··· Input rows

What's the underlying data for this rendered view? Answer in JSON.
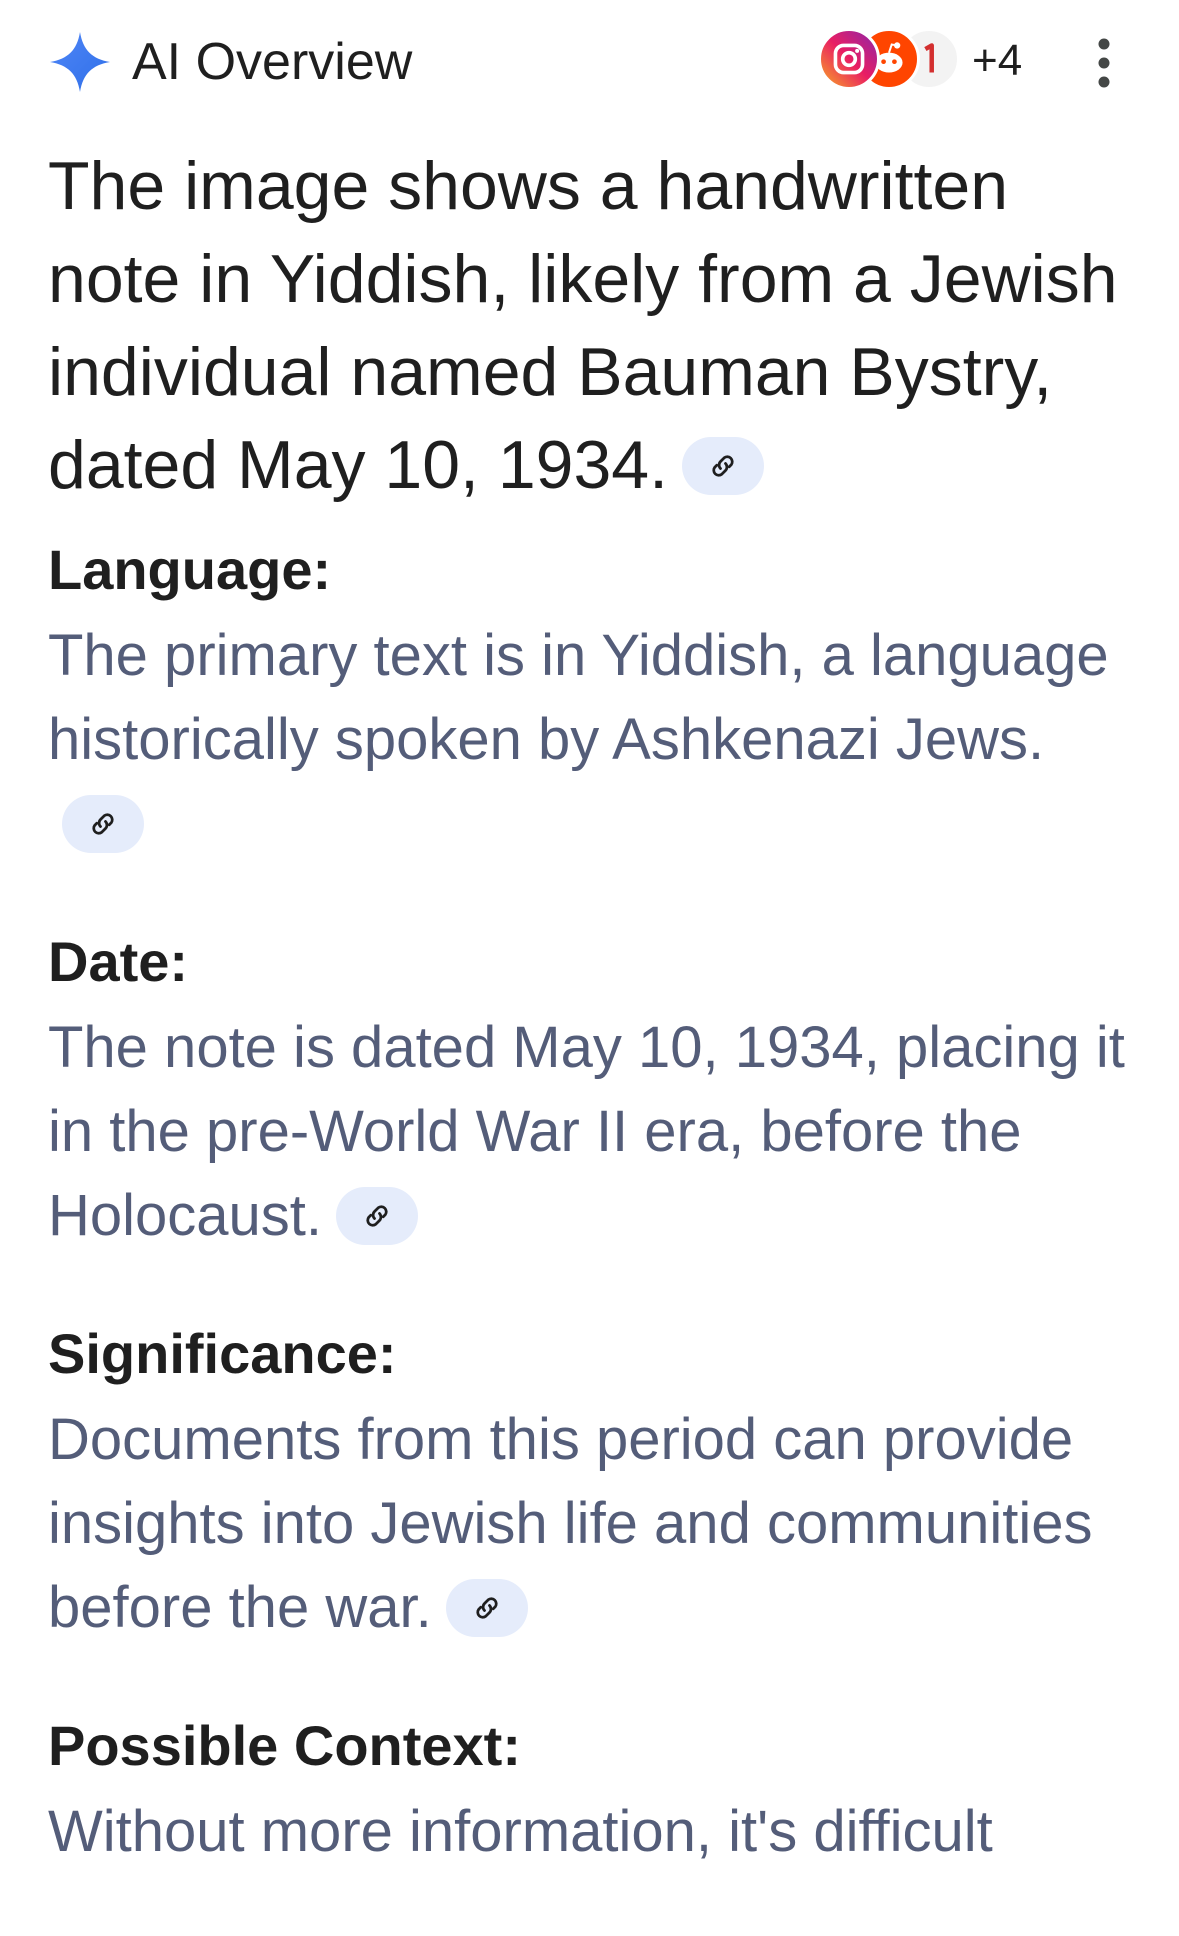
{
  "header": {
    "title": "AI Overview",
    "sources_more_count": "+4",
    "icons": [
      "sparkle-icon",
      "instagram-icon",
      "reddit-icon",
      "source-icon",
      "more-vert-icon"
    ]
  },
  "intro": "The image shows a handwritten note in Yiddish, likely from a Jewish individual named Bauman Bystry, dated May 10, 1934.",
  "sections": [
    {
      "heading": "Language:",
      "body": "The primary text is in Yiddish, a language historically spoken by Ashkenazi Jews."
    },
    {
      "heading": "Date:",
      "body": "The note is dated May 10, 1934, placing it in the pre-World War II era, before the Holocaust."
    },
    {
      "heading": "Significance:",
      "body": "Documents from this period can provide insights into Jewish life and communities before the war."
    },
    {
      "heading": "Possible Context:",
      "body": "Without more information, it's difficult"
    }
  ],
  "colors": {
    "accent_sparkle": "#4285f4",
    "chip_bg": "#e5ecfb",
    "body_text": "#545d79",
    "heading_text": "#1f1f1f"
  }
}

······

The request:
Exactly as written, return every line of the listing, but not the pictures.

Problem solution:
What's the underlying data for this rendered view? Answer in JSON.
{
  "header": {
    "title": "AI Overview",
    "sources_more_count": "+4",
    "icons": [
      "sparkle-icon",
      "instagram-icon",
      "reddit-icon",
      "source-icon",
      "more-vert-icon"
    ]
  },
  "intro": "The image shows a handwritten note in Yiddish, likely from a Jewish individual named Bauman Bystry, dated May 10, 1934.",
  "sections": [
    {
      "heading": "Language:",
      "body": "The primary text is in Yiddish, a language historically spoken by Ashkenazi Jews."
    },
    {
      "heading": "Date:",
      "body": "The note is dated May 10, 1934, placing it in the pre-World War II era, before the Holocaust."
    },
    {
      "heading": "Significance:",
      "body": "Documents from this period can provide insights into Jewish life and communities before the war."
    },
    {
      "heading": "Possible Context:",
      "body": "Without more information, it's difficult"
    }
  ],
  "colors": {
    "accent_sparkle": "#4285f4",
    "chip_bg": "#e5ecfb",
    "body_text": "#545d79",
    "heading_text": "#1f1f1f"
  }
}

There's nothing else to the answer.